Dataset entries:
+ + +

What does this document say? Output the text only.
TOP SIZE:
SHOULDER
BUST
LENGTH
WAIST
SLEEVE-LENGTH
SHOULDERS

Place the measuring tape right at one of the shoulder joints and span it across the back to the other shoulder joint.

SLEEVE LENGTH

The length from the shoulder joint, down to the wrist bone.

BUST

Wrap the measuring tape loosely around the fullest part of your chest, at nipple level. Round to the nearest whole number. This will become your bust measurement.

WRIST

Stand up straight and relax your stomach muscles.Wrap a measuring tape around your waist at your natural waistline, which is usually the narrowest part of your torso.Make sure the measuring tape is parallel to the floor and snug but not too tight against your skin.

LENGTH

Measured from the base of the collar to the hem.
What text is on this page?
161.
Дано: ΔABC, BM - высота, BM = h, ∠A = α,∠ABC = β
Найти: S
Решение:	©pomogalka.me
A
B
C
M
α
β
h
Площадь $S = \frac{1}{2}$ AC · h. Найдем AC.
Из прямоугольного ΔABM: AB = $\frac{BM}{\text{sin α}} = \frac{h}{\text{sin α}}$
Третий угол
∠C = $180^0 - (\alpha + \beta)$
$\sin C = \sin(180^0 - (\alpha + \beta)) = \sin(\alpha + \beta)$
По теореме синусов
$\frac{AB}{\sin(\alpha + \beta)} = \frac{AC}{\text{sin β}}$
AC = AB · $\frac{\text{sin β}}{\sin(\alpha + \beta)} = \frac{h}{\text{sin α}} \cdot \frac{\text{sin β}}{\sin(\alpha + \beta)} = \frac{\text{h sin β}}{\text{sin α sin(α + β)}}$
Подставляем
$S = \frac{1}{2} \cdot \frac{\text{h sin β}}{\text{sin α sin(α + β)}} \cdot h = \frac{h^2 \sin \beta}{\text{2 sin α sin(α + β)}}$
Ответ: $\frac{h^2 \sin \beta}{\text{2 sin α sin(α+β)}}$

+ + +

**Task objective:**
Of the lines in the material, how many include "cdot"? Respond with the number alone.

**Correct response:**
2